**TEXT SHOWN**
· · · · ·

Let's Write an IPython Extension the Hard Way

16 Jul 2020

17 minutes read

#IPython

I love IPython. I love using it, I love writing about it, I love taking pictures with its core contributors (Hi Paul!). If I ever get invited to the "Talk Python To Me" podcast (not that I have anything interesting to talk about), and Michael Kennedy is going to ask me what my favorite Python package is, you know what I'm going to say? Yep, IPython.

So, when a friend of mine asked me what kind of lightning talk^[1] I want to prepare for one of the upcoming micro-conferences, my first thought was: "Let's try to make something cool with IPython". Maybe I can improve the %rerun magic function?

What's wrong with the `%rerun` function?

You can use %rerun to run commands from this or previous sessions of IPython. The most common use case for me is to get my IPython session to the same state when I left it last time. It usually happens when I close it because I think I'm done, and then I realize that I actually want to check one more thing with all the previous data that I had. Well, in standard Python REPL, to rerun all the previous commands, I would have to press "arrow up" + "enter" a lot. With IPython, I can just run this one command: %rerun ~1/, and it will execute all the commands from the previous session:

In [1]: a = 5

In [2]: b = 10

# Close IPython and open a new session

In [1]: %rerun ~1/
=== Executing: ===
a = 5
b = 10
=== Output: ===

In [2]: a
Out[2]: 5

In [3]: b
Out[3]: 10

But, there is one problem. If one of the past commands throws an exception, IPython will stop. It executes all the commands up to the exception, fails on the exception, and that's it:

In [1]: a = 5

In [2]: b = 1/0
-----------------
ZeroDivisionError
----> 1 b = 1/0

ZeroDivisionError: division by zero

In [3]: c = 10

# Close IPython and open a new session

In [1]: %rerun ~1/
=== Executing: ===
a = 5
b = 1/0
c = 10
=== Output: ===
-----------------
ZeroDivisionError
      1 a = 5
----> 2 b = 1/0
      3 c = 10

ZeroDivisionError: division by zero

In [2]: a
Out[2]: 5

In [3]: c
--------------
NameError
----> 1 c

NameError: name 'c' is not defined

So if I want to execute the code after the exception, I have to figure out which command fails and rerun all commands after that line. For example, I can call: %rerun ~1/5-66, and this will run all commands from 5th until 66th command.

This has some limitations. First of all, you need to say which commands you want to run explicitly. And for that, you need to know the total number of commands for a given session. It's no longer as convenient as just writing %rerun ~1/ and letting IPython figure out the rest.

Second of all - I don't know about you, but I have plenty of exceptions in my IPython sessions. After all, that's why IPython is for - experimenting with the code to find out what works and then copying that. So for each of the failed commands, I would have to exclude this line from the %rerun. This can quickly turn into a monstrosity like this: %rerun ~1/1-2 ~1/4-6 ~1/8-12 ~1/15-23 ...

It would be much better to temporarily ignore all the exceptions.

"Let's write an extension that does that!" - I thought. "It probably won't take longer than 5 minutes to explain everything, so it's a perfect material for a lightning talk".

· · · · ·

**ENTRIES PROVIDED**
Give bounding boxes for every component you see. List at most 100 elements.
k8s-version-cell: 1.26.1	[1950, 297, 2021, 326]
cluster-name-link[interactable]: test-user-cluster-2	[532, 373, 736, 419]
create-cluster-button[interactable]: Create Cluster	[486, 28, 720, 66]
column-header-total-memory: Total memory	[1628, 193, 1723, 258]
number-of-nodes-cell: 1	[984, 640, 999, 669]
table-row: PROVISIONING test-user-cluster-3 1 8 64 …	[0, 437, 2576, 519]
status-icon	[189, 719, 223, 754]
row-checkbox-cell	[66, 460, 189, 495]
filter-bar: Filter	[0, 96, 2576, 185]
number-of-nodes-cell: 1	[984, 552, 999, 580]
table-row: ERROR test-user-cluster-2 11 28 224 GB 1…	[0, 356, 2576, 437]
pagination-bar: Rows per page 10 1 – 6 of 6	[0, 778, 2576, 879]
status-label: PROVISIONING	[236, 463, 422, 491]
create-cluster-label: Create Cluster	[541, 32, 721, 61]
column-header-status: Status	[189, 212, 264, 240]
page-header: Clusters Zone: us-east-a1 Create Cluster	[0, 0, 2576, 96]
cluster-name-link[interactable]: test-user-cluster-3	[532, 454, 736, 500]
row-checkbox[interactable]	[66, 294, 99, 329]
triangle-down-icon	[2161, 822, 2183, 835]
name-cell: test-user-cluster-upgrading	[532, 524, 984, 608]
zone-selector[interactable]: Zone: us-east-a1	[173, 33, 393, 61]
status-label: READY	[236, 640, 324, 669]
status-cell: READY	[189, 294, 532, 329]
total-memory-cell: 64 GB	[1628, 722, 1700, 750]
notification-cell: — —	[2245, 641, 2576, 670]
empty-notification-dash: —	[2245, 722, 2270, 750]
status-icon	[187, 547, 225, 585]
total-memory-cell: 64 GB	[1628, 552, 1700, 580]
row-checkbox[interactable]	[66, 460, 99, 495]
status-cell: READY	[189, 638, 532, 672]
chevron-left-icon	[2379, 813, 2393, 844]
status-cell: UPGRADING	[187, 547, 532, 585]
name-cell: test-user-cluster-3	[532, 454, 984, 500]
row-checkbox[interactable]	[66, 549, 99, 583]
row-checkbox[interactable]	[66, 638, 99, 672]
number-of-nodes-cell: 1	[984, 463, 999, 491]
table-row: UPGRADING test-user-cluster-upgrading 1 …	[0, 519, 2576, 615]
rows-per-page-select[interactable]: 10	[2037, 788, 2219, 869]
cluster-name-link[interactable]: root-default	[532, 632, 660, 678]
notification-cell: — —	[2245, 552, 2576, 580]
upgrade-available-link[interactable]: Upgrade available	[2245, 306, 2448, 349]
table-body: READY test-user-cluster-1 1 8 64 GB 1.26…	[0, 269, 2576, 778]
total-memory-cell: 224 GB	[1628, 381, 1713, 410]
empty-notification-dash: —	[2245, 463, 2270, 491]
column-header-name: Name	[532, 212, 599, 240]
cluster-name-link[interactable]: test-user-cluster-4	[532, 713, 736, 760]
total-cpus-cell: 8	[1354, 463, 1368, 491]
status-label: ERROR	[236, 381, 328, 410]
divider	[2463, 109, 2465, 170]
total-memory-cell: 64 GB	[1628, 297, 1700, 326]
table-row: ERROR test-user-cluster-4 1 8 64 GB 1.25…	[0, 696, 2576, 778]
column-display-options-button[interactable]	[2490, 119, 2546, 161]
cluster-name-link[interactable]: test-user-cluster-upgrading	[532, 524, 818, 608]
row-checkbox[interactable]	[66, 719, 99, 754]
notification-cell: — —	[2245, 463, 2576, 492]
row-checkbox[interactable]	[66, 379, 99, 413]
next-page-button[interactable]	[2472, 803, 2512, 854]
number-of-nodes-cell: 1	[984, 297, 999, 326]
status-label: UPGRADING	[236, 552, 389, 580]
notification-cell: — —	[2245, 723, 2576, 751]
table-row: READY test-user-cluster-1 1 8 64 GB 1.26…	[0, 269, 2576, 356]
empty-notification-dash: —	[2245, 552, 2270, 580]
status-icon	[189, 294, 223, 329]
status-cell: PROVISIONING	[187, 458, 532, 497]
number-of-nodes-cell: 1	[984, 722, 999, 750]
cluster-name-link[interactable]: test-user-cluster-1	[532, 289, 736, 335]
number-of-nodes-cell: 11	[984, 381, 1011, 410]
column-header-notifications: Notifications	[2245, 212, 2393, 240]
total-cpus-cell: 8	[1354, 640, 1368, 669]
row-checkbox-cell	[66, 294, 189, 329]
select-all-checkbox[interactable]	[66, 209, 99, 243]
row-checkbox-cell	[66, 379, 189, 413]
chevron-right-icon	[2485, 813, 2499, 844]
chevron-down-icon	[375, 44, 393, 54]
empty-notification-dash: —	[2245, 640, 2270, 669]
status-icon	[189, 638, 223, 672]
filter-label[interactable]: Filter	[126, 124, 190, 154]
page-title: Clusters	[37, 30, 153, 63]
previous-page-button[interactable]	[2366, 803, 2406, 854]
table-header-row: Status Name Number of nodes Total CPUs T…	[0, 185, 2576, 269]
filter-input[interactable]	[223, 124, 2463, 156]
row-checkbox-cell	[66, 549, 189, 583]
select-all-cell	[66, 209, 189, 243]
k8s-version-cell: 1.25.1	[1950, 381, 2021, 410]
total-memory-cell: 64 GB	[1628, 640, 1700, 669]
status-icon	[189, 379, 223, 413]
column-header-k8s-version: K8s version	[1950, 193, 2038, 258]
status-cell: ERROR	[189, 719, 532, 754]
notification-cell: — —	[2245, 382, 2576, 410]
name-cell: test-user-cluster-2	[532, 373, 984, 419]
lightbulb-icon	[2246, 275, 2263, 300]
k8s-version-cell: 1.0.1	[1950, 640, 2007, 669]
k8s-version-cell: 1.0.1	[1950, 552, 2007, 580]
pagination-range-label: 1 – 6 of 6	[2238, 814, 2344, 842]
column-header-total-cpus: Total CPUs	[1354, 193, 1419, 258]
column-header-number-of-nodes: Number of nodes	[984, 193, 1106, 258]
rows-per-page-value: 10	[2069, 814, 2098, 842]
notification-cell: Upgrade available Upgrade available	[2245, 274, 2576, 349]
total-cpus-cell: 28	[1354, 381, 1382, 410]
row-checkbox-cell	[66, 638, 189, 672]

· · · · ·

**WHAT THE EXERCISE ASKS**
In the text on writing an IPython extension, condense the paragraph that begins "This has some limitations" into two sentences, keeping its main facts.

**TASK OUTPUT**
With explicit ranges, you must name the commands to run, so you need to know how many commands the session contained. That is less convenient than typing %rerun ~1/ and letting IPython work out the rest.